REQUIREMENTS
Copy every line of the records below where the word "диагностика" occurs.
start DATA SHOWN
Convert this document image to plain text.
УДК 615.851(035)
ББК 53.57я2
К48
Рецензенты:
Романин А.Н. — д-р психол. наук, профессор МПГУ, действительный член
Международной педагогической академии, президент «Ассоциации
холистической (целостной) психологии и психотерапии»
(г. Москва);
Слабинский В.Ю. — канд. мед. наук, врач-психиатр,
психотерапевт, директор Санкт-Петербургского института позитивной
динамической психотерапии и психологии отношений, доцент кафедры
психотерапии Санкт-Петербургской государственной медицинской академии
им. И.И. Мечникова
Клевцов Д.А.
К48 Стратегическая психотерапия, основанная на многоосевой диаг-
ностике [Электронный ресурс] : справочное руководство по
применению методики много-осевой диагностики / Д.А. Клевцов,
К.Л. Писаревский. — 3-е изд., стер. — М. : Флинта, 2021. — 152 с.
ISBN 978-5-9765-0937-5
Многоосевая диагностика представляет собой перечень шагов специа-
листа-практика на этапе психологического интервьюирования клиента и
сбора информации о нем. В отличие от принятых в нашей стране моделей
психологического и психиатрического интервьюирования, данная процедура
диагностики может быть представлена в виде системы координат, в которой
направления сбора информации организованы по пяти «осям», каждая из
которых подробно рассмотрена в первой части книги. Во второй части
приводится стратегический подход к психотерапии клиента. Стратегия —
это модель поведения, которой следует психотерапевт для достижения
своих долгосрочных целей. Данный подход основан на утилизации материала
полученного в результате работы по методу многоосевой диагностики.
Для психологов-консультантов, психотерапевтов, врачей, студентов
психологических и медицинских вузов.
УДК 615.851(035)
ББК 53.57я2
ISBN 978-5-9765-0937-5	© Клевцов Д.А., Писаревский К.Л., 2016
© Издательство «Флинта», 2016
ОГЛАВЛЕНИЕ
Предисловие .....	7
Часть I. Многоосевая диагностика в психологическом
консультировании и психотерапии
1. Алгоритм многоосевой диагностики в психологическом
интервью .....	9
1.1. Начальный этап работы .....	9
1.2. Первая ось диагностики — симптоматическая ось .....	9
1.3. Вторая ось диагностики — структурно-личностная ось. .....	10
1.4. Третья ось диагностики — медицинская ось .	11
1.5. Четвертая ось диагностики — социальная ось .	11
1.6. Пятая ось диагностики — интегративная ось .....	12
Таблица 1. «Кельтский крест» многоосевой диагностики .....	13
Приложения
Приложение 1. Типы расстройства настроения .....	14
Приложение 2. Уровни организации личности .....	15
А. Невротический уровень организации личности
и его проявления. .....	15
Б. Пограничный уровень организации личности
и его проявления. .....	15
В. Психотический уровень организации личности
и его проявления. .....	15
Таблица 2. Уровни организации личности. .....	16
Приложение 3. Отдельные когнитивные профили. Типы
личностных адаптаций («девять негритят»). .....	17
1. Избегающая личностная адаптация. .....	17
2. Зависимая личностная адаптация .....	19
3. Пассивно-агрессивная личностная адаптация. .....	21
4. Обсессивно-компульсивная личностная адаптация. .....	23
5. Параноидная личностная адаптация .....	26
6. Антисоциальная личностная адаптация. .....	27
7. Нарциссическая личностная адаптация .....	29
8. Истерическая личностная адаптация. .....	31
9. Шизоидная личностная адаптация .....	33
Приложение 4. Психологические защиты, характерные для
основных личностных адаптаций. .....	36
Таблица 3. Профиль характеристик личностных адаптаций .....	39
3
end DATA SHOWN
start DATA SHOWN
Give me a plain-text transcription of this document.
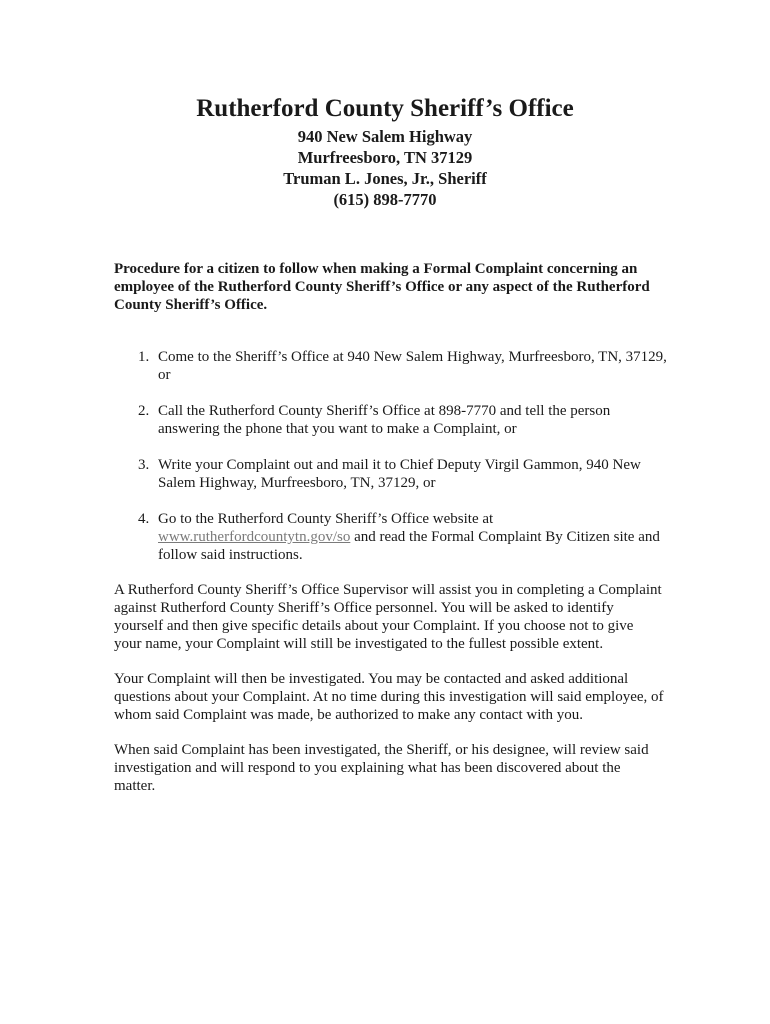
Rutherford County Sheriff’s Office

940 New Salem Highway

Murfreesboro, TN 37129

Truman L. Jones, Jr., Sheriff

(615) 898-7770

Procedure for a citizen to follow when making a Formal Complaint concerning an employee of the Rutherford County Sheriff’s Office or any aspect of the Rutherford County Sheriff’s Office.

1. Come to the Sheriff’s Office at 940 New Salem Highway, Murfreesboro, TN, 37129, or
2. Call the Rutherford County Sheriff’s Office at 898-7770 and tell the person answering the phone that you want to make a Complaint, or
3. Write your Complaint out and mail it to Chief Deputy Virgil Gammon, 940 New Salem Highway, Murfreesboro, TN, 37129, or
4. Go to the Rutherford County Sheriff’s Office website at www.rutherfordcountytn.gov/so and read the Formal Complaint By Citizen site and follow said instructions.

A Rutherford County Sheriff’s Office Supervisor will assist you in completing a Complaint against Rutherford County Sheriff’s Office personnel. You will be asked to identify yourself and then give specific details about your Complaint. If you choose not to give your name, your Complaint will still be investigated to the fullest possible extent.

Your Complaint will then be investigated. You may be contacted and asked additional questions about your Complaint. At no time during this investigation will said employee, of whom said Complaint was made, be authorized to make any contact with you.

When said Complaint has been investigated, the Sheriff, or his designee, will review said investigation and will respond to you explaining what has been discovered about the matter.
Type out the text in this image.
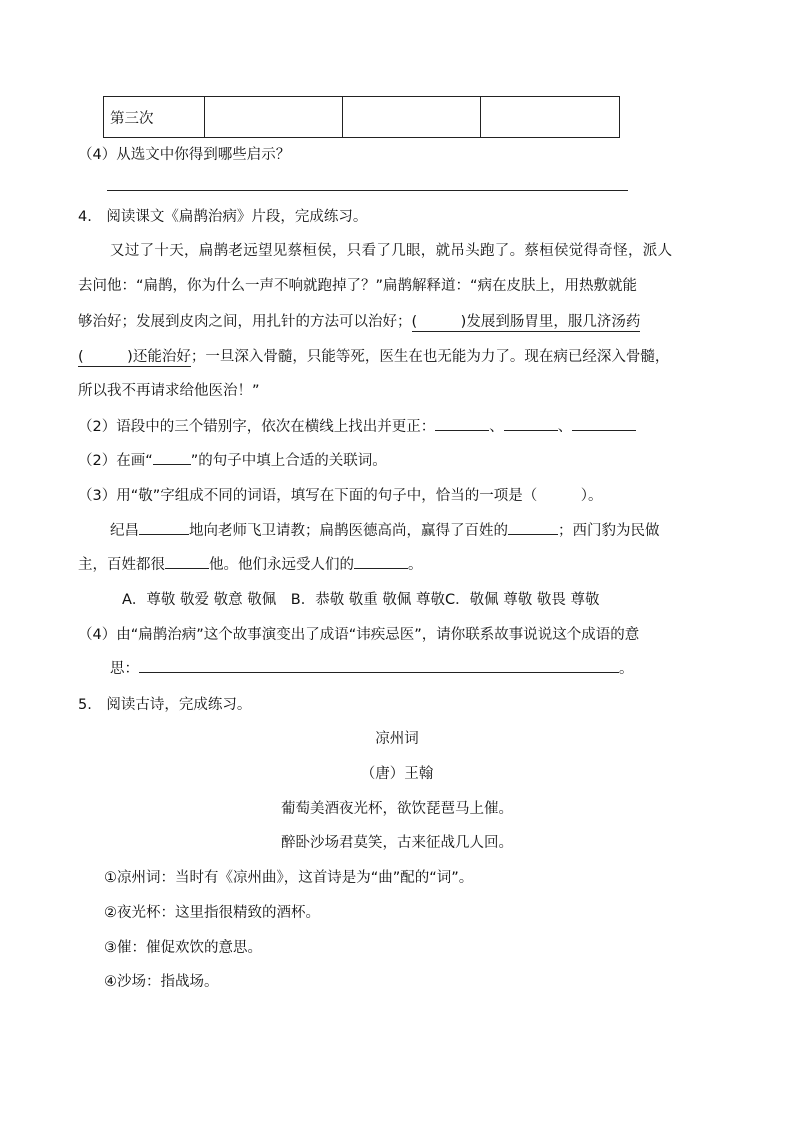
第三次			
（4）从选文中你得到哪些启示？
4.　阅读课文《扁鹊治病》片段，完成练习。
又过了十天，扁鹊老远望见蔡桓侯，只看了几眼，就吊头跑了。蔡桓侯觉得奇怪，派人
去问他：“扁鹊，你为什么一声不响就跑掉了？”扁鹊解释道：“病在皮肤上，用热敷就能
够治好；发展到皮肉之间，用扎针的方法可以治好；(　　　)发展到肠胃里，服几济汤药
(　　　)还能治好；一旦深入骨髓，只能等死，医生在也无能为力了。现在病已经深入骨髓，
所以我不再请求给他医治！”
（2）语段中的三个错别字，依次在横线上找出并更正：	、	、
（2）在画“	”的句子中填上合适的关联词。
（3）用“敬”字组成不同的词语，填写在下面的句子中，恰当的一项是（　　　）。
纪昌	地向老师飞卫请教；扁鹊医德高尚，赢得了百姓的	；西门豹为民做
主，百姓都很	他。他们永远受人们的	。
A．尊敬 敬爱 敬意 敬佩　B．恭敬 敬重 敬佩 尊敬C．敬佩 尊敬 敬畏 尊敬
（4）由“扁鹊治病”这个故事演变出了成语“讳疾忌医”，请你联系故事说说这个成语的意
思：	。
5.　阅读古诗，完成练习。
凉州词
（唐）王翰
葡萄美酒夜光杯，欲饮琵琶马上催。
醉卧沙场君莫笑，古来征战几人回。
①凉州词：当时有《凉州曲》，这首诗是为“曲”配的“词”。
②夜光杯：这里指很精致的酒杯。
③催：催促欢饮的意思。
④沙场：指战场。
end DATA SHOWN
COMPLETED TASK
Многоосевая диагностика представляет собой перечень шагов специа-
Часть I. Многоосевая диагностика в психологическом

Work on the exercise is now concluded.